▶ WORK INSTRUCTIONS
Arrange the lines as a Markdown table with the columns "Row" and "Line". Include only the lines from the first one up to and including the line with "paragraph: طبق مقررات", and leave out any blank lines.
─── RECORDS FOR THIS EXERCISE
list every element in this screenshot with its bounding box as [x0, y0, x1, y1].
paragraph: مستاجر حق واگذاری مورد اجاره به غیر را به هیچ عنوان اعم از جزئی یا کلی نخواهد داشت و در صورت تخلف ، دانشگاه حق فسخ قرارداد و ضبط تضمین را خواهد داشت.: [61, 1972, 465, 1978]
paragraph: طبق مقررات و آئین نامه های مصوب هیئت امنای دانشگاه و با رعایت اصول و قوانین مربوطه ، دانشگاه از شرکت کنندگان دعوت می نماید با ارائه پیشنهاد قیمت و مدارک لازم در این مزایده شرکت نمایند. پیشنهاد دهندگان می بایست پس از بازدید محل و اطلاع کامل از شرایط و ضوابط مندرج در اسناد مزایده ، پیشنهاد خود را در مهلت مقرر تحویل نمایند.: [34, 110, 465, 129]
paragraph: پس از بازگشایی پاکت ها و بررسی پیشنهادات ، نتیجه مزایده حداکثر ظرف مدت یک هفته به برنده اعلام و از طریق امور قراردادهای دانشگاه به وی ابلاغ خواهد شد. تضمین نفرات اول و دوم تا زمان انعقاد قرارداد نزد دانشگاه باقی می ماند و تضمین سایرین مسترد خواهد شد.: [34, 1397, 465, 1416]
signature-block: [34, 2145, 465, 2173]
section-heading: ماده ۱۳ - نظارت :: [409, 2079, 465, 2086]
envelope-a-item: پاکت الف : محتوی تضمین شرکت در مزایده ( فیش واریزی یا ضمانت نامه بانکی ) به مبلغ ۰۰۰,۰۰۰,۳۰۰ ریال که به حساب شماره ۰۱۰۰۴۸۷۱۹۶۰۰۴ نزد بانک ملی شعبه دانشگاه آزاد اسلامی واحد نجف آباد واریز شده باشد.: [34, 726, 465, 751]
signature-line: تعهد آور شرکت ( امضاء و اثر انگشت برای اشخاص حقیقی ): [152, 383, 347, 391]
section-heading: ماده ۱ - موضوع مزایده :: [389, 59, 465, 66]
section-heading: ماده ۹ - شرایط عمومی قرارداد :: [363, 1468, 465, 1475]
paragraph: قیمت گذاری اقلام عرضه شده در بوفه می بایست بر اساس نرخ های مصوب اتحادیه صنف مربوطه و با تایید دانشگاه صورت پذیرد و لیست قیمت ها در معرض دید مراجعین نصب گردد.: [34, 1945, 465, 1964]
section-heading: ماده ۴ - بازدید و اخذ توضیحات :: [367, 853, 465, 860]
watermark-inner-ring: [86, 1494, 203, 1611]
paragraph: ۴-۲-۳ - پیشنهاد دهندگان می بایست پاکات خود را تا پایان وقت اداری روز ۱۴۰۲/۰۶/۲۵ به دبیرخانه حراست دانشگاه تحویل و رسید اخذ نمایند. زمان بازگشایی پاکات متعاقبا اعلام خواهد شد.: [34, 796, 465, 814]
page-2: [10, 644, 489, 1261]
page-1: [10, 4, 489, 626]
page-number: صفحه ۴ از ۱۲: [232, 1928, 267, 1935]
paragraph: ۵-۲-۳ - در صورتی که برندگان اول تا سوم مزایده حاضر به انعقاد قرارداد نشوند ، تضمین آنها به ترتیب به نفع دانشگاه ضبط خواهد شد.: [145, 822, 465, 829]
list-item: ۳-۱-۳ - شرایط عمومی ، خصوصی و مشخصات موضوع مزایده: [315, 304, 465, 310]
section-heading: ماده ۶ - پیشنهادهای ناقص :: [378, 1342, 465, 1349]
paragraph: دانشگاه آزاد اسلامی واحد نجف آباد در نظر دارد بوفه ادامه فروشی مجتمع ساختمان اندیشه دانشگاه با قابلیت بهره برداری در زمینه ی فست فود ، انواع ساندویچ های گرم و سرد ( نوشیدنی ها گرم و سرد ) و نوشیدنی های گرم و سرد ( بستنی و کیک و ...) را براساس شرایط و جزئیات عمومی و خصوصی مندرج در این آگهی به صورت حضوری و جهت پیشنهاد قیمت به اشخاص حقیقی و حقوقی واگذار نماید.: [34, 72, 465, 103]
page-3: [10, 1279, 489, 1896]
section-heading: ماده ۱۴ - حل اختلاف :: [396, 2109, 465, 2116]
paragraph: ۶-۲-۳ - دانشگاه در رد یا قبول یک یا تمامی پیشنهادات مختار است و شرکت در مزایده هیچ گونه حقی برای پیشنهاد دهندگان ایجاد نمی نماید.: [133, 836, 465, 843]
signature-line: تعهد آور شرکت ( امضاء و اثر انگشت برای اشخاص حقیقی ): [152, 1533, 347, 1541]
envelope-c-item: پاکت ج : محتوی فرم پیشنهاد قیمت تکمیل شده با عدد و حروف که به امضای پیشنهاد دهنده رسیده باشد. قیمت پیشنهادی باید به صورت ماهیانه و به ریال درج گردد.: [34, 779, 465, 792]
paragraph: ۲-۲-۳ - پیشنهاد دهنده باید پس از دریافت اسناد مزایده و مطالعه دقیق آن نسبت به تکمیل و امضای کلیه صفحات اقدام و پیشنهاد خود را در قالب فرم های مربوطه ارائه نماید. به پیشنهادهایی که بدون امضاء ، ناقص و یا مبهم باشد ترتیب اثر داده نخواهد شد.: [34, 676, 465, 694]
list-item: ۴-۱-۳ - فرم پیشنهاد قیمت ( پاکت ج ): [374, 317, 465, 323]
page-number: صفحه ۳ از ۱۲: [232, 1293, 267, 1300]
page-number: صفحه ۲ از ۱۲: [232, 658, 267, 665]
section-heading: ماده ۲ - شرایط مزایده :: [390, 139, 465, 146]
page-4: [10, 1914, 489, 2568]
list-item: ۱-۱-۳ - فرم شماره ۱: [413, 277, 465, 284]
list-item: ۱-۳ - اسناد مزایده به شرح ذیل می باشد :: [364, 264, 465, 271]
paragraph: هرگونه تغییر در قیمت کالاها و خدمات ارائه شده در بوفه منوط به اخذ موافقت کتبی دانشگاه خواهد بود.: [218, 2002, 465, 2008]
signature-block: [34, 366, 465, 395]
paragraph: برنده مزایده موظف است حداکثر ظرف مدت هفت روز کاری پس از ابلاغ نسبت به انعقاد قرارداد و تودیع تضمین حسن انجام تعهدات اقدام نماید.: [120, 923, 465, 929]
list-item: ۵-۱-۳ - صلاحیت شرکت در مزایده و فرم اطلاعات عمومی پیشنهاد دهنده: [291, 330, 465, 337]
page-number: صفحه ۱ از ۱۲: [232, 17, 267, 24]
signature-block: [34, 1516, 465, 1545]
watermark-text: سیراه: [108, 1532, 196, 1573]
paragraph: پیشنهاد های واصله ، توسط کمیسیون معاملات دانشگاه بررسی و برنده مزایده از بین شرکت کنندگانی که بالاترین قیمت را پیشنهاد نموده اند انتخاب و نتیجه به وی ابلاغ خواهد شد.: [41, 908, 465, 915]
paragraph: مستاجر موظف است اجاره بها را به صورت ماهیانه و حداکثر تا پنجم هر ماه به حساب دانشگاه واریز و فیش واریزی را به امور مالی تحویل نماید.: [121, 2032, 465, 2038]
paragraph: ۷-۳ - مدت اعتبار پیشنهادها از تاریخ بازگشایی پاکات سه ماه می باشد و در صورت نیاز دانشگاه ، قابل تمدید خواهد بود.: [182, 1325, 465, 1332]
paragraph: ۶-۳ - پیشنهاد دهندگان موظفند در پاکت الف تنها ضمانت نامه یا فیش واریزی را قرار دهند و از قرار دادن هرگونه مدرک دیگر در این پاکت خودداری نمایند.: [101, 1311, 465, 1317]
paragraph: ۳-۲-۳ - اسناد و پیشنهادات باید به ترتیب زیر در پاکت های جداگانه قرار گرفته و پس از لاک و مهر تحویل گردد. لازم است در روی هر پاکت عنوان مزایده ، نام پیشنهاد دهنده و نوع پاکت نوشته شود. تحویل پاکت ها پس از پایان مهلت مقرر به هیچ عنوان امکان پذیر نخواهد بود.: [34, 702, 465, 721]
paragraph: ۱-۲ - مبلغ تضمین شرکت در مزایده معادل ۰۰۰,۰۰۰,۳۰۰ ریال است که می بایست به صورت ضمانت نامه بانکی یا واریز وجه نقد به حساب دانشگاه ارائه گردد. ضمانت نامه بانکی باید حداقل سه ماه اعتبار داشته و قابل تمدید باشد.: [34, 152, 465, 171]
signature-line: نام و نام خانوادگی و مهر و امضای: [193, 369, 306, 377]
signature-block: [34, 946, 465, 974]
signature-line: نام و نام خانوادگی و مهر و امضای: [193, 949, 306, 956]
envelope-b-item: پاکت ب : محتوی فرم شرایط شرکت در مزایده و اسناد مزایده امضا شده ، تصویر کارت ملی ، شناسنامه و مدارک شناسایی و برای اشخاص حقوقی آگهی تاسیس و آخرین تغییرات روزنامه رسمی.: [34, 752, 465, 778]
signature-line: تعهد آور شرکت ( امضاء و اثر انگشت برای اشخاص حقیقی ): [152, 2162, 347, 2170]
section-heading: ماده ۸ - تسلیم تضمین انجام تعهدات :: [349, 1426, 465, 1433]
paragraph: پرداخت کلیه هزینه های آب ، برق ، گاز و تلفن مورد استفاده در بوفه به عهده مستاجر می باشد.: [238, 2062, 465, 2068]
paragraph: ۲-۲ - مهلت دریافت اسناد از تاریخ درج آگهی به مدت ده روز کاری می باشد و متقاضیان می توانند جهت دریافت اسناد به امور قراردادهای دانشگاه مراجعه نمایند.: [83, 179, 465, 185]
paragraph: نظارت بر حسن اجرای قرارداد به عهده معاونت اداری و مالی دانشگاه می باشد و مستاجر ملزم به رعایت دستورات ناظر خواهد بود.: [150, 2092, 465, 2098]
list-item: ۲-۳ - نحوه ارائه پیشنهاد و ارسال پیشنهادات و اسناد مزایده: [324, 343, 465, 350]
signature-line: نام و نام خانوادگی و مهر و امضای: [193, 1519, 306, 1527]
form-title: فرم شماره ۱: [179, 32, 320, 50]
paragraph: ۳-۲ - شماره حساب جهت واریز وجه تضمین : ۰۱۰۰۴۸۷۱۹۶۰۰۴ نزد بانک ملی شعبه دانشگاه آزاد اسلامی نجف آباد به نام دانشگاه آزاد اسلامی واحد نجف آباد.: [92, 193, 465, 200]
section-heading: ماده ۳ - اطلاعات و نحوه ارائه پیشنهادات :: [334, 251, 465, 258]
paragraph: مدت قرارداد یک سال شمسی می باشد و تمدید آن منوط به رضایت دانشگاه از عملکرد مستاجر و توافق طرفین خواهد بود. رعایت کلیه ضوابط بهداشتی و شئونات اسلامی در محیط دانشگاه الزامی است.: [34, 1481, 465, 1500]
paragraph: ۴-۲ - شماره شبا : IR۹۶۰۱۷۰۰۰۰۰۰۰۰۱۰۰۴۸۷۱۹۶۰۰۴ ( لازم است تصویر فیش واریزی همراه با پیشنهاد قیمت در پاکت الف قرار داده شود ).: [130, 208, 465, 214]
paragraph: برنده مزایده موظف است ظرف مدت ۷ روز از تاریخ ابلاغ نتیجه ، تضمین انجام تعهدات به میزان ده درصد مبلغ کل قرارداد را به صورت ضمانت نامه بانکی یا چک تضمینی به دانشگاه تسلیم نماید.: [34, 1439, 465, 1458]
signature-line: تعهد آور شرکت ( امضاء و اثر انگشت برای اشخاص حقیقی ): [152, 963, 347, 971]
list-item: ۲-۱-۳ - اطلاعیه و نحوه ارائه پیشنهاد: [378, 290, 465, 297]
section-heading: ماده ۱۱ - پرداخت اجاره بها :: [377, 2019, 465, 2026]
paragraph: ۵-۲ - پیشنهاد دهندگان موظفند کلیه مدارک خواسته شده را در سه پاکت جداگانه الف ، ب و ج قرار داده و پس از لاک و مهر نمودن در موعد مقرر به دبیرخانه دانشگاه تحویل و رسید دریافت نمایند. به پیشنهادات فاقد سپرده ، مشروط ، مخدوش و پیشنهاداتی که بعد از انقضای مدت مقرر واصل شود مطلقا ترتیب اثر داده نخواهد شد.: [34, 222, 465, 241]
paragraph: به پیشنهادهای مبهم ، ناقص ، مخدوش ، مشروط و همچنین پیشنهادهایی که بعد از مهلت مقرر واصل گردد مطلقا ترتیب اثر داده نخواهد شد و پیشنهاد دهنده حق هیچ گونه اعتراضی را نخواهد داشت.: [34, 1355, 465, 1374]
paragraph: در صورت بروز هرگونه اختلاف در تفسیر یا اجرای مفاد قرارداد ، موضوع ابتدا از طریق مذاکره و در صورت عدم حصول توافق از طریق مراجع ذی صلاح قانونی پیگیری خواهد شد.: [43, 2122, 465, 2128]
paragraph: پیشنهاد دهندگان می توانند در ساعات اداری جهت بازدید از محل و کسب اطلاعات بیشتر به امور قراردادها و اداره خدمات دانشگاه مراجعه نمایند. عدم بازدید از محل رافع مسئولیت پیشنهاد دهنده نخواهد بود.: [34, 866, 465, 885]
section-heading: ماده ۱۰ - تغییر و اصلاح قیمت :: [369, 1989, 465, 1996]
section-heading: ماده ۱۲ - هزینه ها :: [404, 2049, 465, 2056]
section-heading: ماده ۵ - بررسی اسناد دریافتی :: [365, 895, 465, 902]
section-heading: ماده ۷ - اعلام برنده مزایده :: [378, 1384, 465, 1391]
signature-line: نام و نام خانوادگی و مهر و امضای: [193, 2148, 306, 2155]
──────
▶ EXERCISE OUTPUT
| Row | Line |
|---|---|
| 1 | list every element in this screenshot with its bounding box as [x0, y0, x1, y1]. |
| 2 | paragraph: مستاجر حق واگذاری مورد اجاره به غیر را به هیچ عنوان اعم از جزئی یا کلی نخواهد داشت و در صورت تخلف ، دانشگاه حق فسخ قرارداد و ضبط تضمین را خواهد داشت.: [61, 1972, 465, 1978] |
| 3 | paragraph: طبق مقررات و آئین نامه های مصوب هیئت امنای دانشگاه و با رعایت اصول و قوانین مربوطه ، دانشگاه از شرکت کنندگان دعوت می نماید با ارائه پیشنهاد قیمت و مدارک لازم در این مزایده شرکت نمایند. پیشنهاد دهندگان می بایست پس از بازدید محل و اطلاع کامل از شرایط و ضوابط مندرج در اسناد مزایده ، پیشنهاد خود را در مهلت مقرر تحویل نمایند.: [34, 110, 465, 129] |